*** Record extracts
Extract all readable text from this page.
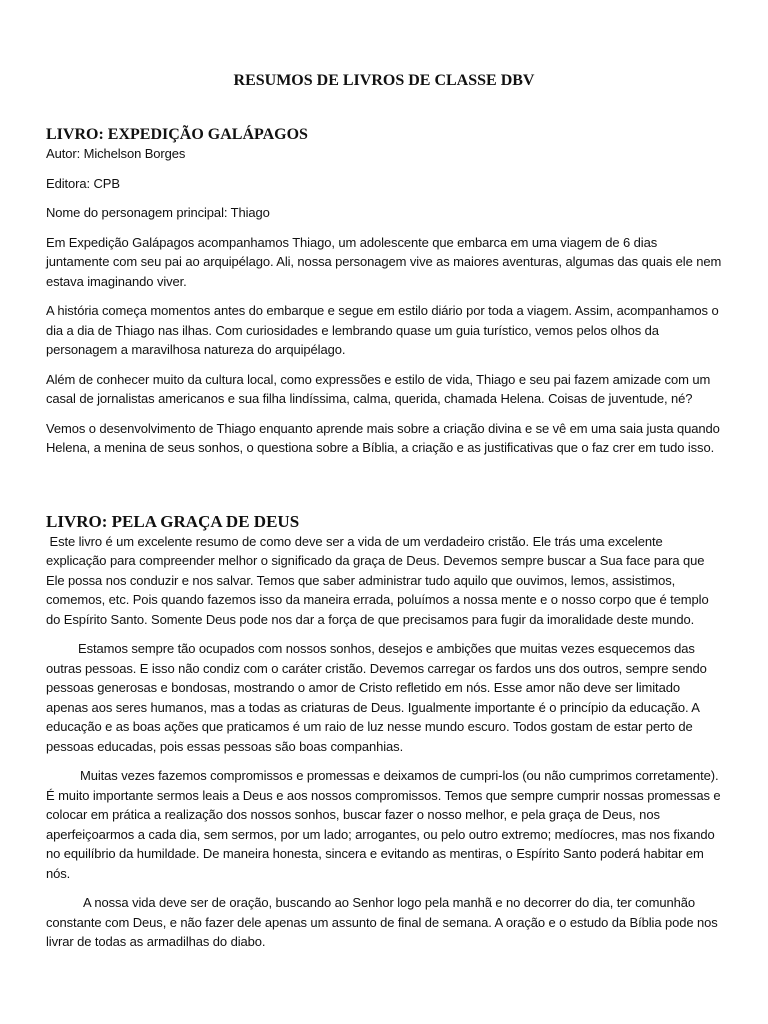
RESUMOS DE LIVROS DE CLASSE DBV
LIVRO: EXPEDIÇÃO GALÁPAGOS

Autor: Michelson Borges

Editora: CPB

Nome do personagem principal: Thiago

Em Expedição Galápagos acompanhamos Thiago, um adolescente que embarca em uma viagem de 6 dias juntamente com seu pai ao arquipélago. Ali, nossa personagem vive as maiores aventuras, algumas das quais ele nem estava imaginando viver.

A história começa momentos antes do embarque e segue em estilo diário por toda a viagem. Assim, acompanhamos o dia a dia de Thiago nas ilhas. Com curiosidades e lembrando quase um guia turístico, vemos pelos olhos da personagem a maravilhosa natureza do arquipélago.

Além de conhecer muito da cultura local, como expressões e estilo de vida, Thiago e seu pai fazem amizade com um casal de jornalistas americanos e sua filha lindíssima, calma, querida, chamada Helena. Coisas de juventude, né?

Vemos o desenvolvimento de Thiago enquanto aprende mais sobre a criação divina e se vê em uma saia justa quando Helena, a menina de seus sonhos, o questiona sobre a Bíblia, a criação e as justificativas que o faz crer em tudo isso.

LIVRO: PELA GRAÇA DE DEUS

Este livro é um excelente resumo de como deve ser a vida de um verdadeiro cristão. Ele trás uma excelente explicação para compreender melhor o significado da graça de Deus. Devemos sempre buscar a Sua face para que Ele possa nos conduzir e nos salvar. Temos que saber administrar tudo aquilo que ouvimos, lemos, assistimos, comemos, etc. Pois quando fazemos isso da maneira errada, poluímos a nossa mente e o nosso corpo que é templo do Espírito Santo. Somente Deus pode nos dar a força de que precisamos para fugir da imoralidade deste mundo.

Estamos sempre tão ocupados com nossos sonhos, desejos e ambições que muitas vezes esquecemos das outras pessoas. E isso não condiz com o caráter cristão. Devemos carregar os fardos uns dos outros, sempre sendo pessoas generosas e bondosas, mostrando o amor de Cristo refletido em nós. Esse amor não deve ser limitado apenas aos seres humanos, mas a todas as criaturas de Deus. Igualmente importante é o princípio da educação. A educação e as boas ações que praticamos é um raio de luz nesse mundo escuro. Todos gostam de estar perto de pessoas educadas, pois essas pessoas são boas companhias.

Muitas vezes fazemos compromissos e promessas e deixamos de cumpri-los (ou não cumprimos corretamente). É muito importante sermos leais a Deus e aos nossos compromissos. Temos que sempre cumprir nossas promessas e colocar em prática a realização dos nossos sonhos, buscar fazer o nosso melhor, e pela graça de Deus, nos aperfeiçoarmos a cada dia, sem sermos, por um lado; arrogantes, ou pelo outro extremo; medíocres, mas nos fixando no equilíbrio da humildade. De maneira honesta, sincera e evitando as mentiras, o Espírito Santo poderá habitar em nós.

A nossa vida deve ser de oração, buscando ao Senhor logo pela manhã e no decorrer do dia, ter comunhão constante com Deus, e não fazer dele apenas um assunto de final de semana. A oração e o estudo da Bíblia pode nos livrar de todas as armadilhas do diabo.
******
[Task details]
Determine how many lines contain the word "todas" and reply with that number alone.

[Answer to the task]
2